* Begin TASK INPUTS *
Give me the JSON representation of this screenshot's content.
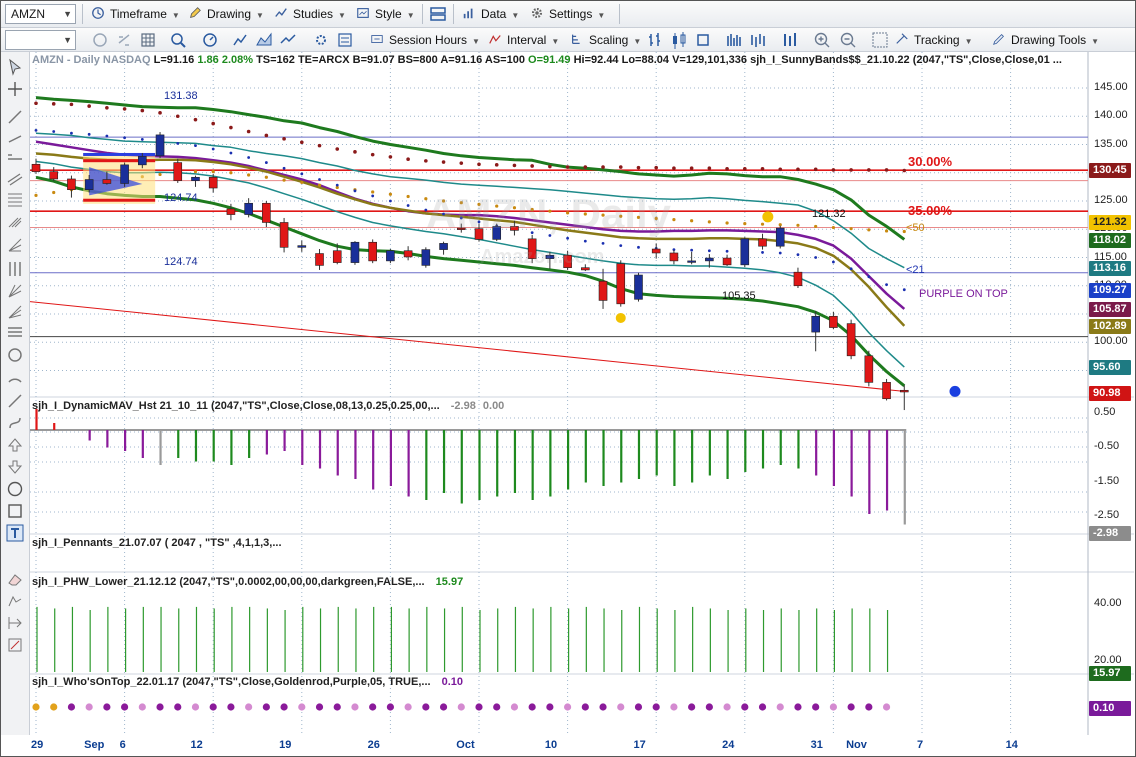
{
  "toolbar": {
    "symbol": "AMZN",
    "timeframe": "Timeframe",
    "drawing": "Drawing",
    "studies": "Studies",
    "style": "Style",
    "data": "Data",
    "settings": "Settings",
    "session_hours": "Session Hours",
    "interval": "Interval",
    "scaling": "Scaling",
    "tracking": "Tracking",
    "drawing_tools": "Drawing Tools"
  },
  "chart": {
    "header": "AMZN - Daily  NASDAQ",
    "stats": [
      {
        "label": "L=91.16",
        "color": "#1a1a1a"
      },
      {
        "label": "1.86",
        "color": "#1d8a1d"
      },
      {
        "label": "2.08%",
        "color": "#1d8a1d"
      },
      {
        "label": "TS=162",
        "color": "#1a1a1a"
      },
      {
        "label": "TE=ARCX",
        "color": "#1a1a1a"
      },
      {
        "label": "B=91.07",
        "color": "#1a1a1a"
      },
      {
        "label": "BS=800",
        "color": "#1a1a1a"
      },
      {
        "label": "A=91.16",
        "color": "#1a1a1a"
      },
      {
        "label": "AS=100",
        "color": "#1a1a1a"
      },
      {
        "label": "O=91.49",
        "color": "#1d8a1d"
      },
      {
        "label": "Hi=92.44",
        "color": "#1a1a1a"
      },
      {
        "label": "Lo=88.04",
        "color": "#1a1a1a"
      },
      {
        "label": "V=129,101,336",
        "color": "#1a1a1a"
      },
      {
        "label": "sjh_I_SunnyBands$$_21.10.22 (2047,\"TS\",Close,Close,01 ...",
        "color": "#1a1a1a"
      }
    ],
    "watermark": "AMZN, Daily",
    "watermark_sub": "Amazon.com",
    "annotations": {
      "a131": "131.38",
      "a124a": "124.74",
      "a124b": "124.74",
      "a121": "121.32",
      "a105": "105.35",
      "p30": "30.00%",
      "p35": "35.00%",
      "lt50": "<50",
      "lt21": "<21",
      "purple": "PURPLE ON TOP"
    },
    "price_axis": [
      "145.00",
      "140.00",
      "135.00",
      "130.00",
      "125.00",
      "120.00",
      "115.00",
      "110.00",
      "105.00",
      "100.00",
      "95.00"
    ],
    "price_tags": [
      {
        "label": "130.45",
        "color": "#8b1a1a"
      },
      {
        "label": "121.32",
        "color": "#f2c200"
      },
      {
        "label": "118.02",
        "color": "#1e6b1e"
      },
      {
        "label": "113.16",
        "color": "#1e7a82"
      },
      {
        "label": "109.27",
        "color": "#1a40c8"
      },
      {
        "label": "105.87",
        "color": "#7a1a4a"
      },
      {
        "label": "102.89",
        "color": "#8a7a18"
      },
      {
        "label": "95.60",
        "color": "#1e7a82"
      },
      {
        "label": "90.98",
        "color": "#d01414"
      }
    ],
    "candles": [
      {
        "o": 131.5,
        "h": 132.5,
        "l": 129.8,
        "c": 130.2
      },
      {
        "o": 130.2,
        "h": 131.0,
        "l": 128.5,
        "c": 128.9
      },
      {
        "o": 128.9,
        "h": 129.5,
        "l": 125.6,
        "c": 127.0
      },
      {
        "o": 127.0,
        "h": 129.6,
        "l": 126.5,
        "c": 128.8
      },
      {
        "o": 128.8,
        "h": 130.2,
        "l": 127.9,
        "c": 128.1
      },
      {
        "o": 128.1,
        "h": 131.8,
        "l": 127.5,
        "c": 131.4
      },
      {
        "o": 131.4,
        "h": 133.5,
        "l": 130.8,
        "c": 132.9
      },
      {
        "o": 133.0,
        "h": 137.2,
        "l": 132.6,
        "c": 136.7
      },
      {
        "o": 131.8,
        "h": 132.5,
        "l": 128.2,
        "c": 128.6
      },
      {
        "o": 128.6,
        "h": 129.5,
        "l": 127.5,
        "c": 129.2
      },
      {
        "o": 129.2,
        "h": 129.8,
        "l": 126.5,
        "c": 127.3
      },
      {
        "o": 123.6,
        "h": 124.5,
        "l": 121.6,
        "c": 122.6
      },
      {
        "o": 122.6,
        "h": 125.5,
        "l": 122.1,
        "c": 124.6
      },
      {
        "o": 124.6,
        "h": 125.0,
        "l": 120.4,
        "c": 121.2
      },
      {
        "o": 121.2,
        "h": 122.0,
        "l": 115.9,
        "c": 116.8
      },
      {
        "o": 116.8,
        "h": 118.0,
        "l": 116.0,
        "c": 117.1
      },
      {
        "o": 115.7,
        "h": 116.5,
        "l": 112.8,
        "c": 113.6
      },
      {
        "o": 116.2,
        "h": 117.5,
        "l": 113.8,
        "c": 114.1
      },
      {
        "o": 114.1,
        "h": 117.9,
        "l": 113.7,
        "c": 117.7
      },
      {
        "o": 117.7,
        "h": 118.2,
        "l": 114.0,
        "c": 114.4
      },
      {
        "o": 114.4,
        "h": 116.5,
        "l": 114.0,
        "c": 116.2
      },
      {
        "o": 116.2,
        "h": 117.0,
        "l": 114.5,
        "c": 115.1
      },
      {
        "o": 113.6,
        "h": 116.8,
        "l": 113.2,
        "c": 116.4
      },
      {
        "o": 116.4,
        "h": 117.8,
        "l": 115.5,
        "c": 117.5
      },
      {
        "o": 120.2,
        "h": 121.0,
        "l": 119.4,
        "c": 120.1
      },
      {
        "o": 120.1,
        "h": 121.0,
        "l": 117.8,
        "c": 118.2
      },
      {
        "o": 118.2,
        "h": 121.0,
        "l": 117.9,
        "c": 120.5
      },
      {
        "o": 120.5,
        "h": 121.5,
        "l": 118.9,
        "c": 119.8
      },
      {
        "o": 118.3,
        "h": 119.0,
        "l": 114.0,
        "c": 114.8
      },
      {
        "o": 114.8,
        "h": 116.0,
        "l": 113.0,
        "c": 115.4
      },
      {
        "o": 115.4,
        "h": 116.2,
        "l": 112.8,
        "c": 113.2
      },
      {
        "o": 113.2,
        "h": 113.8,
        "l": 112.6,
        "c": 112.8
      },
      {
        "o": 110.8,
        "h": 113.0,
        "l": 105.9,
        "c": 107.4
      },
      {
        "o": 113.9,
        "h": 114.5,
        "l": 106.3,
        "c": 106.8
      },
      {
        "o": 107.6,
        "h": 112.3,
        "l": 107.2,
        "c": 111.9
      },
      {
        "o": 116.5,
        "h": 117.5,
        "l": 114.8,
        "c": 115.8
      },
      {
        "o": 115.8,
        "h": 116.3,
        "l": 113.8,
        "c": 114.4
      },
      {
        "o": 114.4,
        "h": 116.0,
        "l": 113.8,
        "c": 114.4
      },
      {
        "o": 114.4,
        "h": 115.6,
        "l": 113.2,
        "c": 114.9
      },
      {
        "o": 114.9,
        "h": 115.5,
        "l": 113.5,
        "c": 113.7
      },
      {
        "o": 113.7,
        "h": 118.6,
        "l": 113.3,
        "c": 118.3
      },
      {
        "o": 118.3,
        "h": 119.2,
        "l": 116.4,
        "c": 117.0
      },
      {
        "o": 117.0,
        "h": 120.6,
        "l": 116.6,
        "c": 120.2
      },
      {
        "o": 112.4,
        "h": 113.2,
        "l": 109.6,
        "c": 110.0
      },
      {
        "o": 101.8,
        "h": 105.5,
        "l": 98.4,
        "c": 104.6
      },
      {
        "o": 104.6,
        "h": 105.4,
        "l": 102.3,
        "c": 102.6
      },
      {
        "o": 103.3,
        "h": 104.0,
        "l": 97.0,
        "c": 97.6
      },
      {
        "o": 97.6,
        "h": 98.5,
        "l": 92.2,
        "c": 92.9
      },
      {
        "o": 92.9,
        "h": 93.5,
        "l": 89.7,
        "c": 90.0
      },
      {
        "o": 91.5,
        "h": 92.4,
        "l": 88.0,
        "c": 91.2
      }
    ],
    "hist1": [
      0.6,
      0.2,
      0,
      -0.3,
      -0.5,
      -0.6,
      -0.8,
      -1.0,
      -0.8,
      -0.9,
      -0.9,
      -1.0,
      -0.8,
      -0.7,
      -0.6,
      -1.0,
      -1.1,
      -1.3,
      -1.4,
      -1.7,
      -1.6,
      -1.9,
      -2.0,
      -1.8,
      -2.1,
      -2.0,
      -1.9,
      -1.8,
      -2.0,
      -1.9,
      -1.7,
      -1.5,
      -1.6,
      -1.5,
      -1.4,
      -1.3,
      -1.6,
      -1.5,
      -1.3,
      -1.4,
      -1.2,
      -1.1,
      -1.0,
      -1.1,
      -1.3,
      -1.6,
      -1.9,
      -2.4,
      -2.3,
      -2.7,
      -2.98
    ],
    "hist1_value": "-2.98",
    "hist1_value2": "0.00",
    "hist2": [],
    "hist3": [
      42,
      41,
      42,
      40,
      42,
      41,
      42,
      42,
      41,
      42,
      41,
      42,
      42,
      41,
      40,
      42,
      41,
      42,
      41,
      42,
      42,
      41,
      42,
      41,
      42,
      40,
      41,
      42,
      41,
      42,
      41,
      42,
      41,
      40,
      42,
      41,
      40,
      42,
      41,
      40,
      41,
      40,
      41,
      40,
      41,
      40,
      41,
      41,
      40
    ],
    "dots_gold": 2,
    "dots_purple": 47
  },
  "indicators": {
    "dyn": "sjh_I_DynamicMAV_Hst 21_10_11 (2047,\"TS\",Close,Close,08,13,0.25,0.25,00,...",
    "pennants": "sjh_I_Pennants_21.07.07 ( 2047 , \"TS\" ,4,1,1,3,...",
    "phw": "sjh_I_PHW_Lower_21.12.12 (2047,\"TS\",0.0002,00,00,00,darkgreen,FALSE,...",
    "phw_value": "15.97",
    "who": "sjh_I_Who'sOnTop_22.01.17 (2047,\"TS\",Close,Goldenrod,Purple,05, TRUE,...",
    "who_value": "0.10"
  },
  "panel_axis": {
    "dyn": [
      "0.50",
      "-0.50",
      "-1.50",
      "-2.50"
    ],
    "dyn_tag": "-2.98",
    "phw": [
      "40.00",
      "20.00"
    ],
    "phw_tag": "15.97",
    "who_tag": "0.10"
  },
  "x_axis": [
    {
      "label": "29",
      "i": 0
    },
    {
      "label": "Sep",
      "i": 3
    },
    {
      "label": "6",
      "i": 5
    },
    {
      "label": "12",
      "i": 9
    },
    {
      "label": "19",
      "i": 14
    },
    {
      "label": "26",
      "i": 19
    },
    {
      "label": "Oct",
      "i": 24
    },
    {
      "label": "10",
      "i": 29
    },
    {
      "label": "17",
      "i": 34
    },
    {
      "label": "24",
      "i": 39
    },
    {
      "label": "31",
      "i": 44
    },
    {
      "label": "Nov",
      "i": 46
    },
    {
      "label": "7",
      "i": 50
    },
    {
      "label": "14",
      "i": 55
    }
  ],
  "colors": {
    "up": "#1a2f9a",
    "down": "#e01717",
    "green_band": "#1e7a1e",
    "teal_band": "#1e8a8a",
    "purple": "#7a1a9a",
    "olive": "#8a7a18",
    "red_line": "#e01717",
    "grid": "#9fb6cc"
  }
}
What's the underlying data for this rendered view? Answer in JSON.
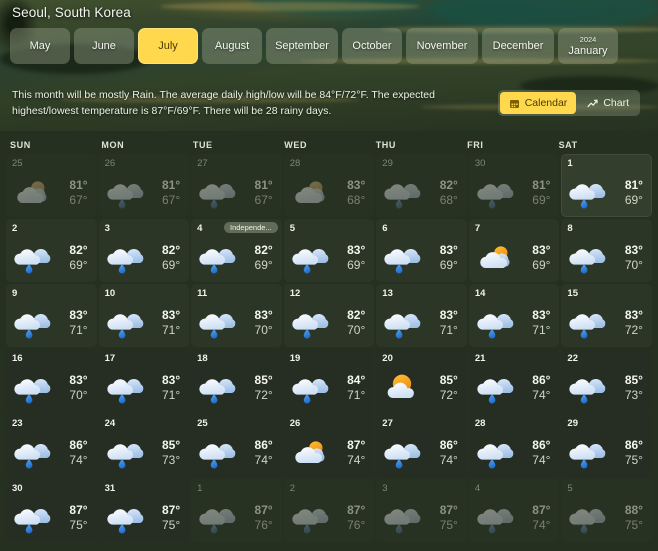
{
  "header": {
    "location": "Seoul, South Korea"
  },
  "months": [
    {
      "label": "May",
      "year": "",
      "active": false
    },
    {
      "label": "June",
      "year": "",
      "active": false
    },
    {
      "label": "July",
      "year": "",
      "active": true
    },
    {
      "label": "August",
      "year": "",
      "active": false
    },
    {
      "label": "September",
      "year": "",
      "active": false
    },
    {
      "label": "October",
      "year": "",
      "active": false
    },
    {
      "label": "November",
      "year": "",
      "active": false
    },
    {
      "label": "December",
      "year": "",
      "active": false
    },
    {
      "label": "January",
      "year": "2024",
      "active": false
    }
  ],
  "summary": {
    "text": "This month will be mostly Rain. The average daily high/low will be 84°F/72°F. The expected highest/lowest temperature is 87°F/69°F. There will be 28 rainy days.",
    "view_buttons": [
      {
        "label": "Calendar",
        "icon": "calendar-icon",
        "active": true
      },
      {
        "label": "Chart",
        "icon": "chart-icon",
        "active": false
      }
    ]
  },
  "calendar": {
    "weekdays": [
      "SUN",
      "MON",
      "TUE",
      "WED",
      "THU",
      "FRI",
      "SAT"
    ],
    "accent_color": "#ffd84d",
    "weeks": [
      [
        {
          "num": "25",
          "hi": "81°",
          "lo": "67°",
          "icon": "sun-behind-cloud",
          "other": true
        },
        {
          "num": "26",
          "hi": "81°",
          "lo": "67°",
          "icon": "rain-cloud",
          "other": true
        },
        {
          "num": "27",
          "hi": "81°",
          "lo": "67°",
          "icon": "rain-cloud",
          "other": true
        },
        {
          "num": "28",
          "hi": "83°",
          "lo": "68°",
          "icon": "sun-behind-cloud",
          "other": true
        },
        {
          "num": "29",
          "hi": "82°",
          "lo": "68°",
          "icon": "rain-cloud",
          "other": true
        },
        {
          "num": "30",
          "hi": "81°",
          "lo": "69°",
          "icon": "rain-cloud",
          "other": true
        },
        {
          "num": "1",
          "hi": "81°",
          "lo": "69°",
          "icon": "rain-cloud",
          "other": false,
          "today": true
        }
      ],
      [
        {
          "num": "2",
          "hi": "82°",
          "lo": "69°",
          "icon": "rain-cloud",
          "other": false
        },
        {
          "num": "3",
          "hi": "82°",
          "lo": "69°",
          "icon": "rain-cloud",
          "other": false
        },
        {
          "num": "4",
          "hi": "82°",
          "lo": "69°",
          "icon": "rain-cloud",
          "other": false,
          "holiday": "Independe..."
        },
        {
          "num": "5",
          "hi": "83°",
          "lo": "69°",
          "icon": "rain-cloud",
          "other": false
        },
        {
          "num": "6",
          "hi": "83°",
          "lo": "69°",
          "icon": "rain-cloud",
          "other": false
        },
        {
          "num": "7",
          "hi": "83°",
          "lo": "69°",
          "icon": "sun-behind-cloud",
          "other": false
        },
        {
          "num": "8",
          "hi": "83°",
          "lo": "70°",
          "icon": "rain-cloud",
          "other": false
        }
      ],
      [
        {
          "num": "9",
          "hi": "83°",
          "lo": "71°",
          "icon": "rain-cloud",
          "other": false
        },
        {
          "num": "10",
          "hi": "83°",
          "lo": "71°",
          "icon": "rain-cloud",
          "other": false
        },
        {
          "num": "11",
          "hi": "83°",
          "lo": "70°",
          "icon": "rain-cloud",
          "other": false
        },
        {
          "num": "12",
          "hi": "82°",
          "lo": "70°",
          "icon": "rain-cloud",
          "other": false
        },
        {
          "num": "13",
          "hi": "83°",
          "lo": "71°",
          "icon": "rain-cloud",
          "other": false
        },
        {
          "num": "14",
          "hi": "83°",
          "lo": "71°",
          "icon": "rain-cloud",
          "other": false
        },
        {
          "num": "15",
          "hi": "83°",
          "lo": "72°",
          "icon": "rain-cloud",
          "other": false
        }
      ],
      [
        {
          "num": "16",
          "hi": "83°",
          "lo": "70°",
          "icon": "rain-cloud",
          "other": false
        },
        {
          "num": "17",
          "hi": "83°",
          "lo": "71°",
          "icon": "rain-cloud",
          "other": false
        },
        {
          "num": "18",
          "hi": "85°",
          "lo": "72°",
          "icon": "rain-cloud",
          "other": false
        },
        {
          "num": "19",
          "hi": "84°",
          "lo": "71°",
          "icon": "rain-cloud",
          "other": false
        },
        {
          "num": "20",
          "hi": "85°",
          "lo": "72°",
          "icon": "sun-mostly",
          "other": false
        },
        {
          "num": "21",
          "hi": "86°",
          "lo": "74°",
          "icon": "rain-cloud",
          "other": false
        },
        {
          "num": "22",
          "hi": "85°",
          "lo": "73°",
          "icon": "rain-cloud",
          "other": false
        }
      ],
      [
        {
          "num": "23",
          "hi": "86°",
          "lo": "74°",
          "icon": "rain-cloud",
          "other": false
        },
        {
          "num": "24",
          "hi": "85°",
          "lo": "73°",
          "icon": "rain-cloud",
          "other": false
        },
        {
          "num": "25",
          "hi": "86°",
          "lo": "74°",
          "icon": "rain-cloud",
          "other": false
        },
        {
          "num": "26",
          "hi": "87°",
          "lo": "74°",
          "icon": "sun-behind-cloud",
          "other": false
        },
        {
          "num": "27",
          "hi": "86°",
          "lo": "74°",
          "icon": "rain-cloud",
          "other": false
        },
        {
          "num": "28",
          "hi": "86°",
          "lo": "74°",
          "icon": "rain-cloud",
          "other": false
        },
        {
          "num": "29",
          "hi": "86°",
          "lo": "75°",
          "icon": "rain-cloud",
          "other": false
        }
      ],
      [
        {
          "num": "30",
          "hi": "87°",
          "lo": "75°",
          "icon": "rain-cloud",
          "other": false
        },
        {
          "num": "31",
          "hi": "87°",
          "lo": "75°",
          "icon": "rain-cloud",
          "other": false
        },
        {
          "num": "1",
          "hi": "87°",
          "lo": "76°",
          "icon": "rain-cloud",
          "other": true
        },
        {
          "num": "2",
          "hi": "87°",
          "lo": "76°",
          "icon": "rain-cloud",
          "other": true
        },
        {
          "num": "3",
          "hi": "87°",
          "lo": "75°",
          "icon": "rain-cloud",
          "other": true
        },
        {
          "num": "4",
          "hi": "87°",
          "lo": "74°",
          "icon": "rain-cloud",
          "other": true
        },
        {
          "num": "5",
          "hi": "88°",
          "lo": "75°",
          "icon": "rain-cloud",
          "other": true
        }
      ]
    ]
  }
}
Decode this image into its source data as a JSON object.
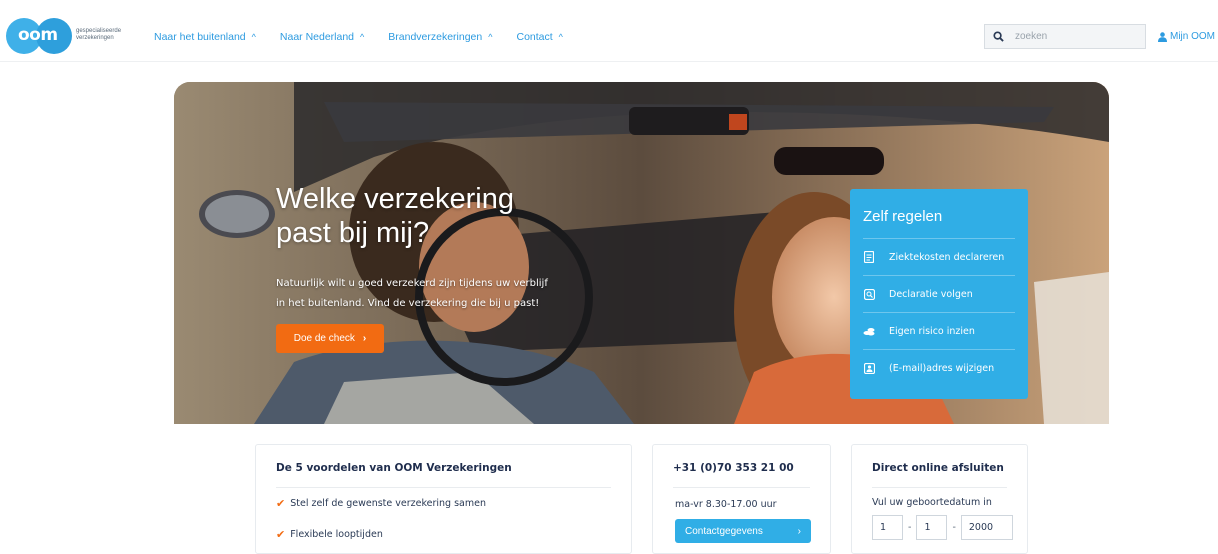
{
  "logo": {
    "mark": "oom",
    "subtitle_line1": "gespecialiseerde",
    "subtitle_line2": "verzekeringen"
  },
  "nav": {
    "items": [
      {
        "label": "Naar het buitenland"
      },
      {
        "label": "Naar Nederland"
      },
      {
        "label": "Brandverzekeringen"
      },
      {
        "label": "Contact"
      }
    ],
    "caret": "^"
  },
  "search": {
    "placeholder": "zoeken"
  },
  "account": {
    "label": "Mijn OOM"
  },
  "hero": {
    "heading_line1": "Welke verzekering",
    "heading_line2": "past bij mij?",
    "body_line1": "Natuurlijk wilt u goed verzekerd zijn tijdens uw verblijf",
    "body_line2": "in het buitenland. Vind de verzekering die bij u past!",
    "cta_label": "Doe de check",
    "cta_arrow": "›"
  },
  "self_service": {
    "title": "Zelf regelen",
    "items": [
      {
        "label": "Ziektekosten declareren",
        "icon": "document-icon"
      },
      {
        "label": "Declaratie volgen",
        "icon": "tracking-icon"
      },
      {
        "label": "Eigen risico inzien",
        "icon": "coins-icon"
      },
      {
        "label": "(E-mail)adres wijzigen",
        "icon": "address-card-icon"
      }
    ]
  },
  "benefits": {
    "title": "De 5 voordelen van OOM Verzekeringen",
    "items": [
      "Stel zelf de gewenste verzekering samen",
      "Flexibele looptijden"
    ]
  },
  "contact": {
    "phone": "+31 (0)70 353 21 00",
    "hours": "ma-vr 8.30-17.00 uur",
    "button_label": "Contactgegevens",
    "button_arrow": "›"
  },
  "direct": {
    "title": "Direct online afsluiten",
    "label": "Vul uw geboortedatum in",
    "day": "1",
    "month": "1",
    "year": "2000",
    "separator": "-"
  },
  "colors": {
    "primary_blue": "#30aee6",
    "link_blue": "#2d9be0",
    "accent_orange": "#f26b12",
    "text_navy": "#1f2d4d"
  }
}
* End TASK INPUTS *
EXERCISE PROMPT:
Keep only those lines of the records that hold "JSON", and return them.

COMPLETE ANSWER:
Give me the JSON representation of this screenshot's content.
What's the underlying data for this rendered view? Answer in JSON.
Decode this image into its source data as a JSON object.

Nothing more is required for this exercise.